## [Dataset entries on figures]
+===+
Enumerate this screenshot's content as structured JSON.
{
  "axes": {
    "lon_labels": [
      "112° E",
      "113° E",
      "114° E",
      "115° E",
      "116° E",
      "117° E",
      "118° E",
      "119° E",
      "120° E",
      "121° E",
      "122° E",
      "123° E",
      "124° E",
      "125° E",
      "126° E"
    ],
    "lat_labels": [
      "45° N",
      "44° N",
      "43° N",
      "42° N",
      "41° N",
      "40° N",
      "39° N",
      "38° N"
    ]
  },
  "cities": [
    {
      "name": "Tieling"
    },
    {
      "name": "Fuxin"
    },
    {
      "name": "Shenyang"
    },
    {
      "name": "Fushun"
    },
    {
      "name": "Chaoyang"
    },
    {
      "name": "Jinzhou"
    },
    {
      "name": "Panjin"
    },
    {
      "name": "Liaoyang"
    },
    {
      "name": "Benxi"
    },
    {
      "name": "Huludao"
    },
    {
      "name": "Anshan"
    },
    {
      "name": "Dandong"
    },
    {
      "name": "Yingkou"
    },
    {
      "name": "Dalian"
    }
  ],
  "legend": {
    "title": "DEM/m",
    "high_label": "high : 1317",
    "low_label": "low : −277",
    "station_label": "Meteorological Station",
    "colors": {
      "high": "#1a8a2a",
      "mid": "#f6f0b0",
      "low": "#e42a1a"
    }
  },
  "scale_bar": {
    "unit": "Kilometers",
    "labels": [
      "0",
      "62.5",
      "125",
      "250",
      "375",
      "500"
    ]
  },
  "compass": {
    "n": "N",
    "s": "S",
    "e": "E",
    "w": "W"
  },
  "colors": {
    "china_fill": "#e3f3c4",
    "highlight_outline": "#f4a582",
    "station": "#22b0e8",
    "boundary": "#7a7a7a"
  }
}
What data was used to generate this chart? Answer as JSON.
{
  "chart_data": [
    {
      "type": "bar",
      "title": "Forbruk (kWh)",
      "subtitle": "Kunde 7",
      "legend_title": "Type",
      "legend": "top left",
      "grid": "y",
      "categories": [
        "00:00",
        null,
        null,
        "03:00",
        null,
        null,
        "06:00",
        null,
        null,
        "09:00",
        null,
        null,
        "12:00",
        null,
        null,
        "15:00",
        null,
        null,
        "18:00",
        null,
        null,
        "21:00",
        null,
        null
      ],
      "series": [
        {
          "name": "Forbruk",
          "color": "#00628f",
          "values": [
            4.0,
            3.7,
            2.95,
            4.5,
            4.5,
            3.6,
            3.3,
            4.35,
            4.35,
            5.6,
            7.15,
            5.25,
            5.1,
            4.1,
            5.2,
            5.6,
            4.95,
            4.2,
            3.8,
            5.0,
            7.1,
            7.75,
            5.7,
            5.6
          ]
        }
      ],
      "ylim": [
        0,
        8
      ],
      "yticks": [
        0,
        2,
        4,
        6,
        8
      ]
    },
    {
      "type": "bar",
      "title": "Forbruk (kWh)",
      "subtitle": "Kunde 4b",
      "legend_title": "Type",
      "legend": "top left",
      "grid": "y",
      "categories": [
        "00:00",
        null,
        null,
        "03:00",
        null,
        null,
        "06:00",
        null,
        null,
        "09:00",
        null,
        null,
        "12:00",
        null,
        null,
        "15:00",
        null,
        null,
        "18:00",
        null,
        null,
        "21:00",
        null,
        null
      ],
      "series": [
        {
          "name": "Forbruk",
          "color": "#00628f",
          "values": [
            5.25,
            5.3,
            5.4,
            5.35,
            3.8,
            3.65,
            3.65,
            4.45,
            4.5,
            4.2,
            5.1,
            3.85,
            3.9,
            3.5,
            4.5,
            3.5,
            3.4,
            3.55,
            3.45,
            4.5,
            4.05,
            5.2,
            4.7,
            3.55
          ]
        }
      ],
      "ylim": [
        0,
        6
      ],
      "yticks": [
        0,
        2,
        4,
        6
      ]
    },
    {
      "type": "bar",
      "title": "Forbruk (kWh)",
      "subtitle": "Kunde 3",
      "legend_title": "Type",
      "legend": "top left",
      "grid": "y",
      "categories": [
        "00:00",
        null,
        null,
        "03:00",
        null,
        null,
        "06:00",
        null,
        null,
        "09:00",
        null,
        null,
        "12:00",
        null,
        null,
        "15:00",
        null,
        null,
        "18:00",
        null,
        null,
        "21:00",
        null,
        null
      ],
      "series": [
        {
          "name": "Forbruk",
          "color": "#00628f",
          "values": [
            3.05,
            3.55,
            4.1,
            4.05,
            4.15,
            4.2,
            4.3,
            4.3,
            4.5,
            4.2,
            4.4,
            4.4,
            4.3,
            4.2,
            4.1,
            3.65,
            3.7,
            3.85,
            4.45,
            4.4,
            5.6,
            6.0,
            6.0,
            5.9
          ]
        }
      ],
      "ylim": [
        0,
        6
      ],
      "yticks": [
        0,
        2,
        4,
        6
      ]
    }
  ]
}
+===+
## [Exercise prompt]
Go back to the listing above and please repeat it exactly.

## [Answer in full]
Enumerate this screenshot's content as structured JSON.
{
  "axes": {
    "lon_labels": [
      "112° E",
      "113° E",
      "114° E",
      "115° E",
      "116° E",
      "117° E",
      "118° E",
      "119° E",
      "120° E",
      "121° E",
      "122° E",
      "123° E",
      "124° E",
      "125° E",
      "126° E"
    ],
    "lat_labels": [
      "45° N",
      "44° N",
      "43° N",
      "42° N",
      "41° N",
      "40° N",
      "39° N",
      "38° N"
    ]
  },
  "cities": [
    {
      "name": "Tieling"
    },
    {
      "name": "Fuxin"
    },
    {
      "name": "Shenyang"
    },
    {
      "name": "Fushun"
    },
    {
      "name": "Chaoyang"
    },
    {
      "name": "Jinzhou"
    },
    {
      "name": "Panjin"
    },
    {
      "name": "Liaoyang"
    },
    {
      "name": "Benxi"
    },
    {
      "name": "Huludao"
    },
    {
      "name": "Anshan"
    },
    {
      "name": "Dandong"
    },
    {
      "name": "Yingkou"
    },
    {
      "name": "Dalian"
    }
  ],
  "legend": {
    "title": "DEM/m",
    "high_label": "high : 1317",
    "low_label": "low : −277",
    "station_label": "Meteorological Station",
    "colors": {
      "high": "#1a8a2a",
      "mid": "#f6f0b0",
      "low": "#e42a1a"
    }
  },
  "scale_bar": {
    "unit": "Kilometers",
    "labels": [
      "0",
      "62.5",
      "125",
      "250",
      "375",
      "500"
    ]
  },
  "compass": {
    "n": "N",
    "s": "S",
    "e": "E",
    "w": "W"
  },
  "colors": {
    "china_fill": "#e3f3c4",
    "highlight_outline": "#f4a582",
    "station": "#22b0e8",
    "boundary": "#7a7a7a"
  }
}
What data was used to generate this chart? Answer as JSON.
{
  "chart_data": [
    {
      "type": "bar",
      "title": "Forbruk (kWh)",
      "subtitle": "Kunde 7",
      "legend_title": "Type",
      "legend": "top left",
      "grid": "y",
      "categories": [
        "00:00",
        null,
        null,
        "03:00",
        null,
        null,
        "06:00",
        null,
        null,
        "09:00",
        null,
        null,
        "12:00",
        null,
        null,
        "15:00",
        null,
        null,
        "18:00",
        null,
        null,
        "21:00",
        null,
        null
      ],
      "series": [
        {
          "name": "Forbruk",
          "color": "#00628f",
          "values": [
            4.0,
            3.7,
            2.95,
            4.5,
            4.5,
            3.6,
            3.3,
            4.35,
            4.35,
            5.6,
            7.15,
            5.25,
            5.1,
            4.1,
            5.2,
            5.6,
            4.95,
            4.2,
            3.8,
            5.0,
            7.1,
            7.75,
            5.7,
            5.6
          ]
        }
      ],
      "ylim": [
        0,
        8
      ],
      "yticks": [
        0,
        2,
        4,
        6,
        8
      ]
    },
    {
      "type": "bar",
      "title": "Forbruk (kWh)",
      "subtitle": "Kunde 4b",
      "legend_title": "Type",
      "legend": "top left",
      "grid": "y",
      "categories": [
        "00:00",
        null,
        null,
        "03:00",
        null,
        null,
        "06:00",
        null,
        null,
        "09:00",
        null,
        null,
        "12:00",
        null,
        null,
        "15:00",
        null,
        null,
        "18:00",
        null,
        null,
        "21:00",
        null,
        null
      ],
      "series": [
        {
          "name": "Forbruk",
          "color": "#00628f",
          "values": [
            5.25,
            5.3,
            5.4,
            5.35,
            3.8,
            3.65,
            3.65,
            4.45,
            4.5,
            4.2,
            5.1,
            3.85,
            3.9,
            3.5,
            4.5,
            3.5,
            3.4,
            3.55,
            3.45,
            4.5,
            4.05,
            5.2,
            4.7,
            3.55
          ]
        }
      ],
      "ylim": [
        0,
        6
      ],
      "yticks": [
        0,
        2,
        4,
        6
      ]
    },
    {
      "type": "bar",
      "title": "Forbruk (kWh)",
      "subtitle": "Kunde 3",
      "legend_title": "Type",
      "legend": "top left",
      "grid": "y",
      "categories": [
        "00:00",
        null,
        null,
        "03:00",
        null,
        null,
        "06:00",
        null,
        null,
        "09:00",
        null,
        null,
        "12:00",
        null,
        null,
        "15:00",
        null,
        null,
        "18:00",
        null,
        null,
        "21:00",
        null,
        null
      ],
      "series": [
        {
          "name": "Forbruk",
          "color": "#00628f",
          "values": [
            3.05,
            3.55,
            4.1,
            4.05,
            4.15,
            4.2,
            4.3,
            4.3,
            4.5,
            4.2,
            4.4,
            4.4,
            4.3,
            4.2,
            4.1,
            3.65,
            3.7,
            3.85,
            4.45,
            4.4,
            5.6,
            6.0,
            6.0,
            5.9
          ]
        }
      ],
      "ylim": [
        0,
        6
      ],
      "yticks": [
        0,
        2,
        4,
        6
      ]
    }
  ]
}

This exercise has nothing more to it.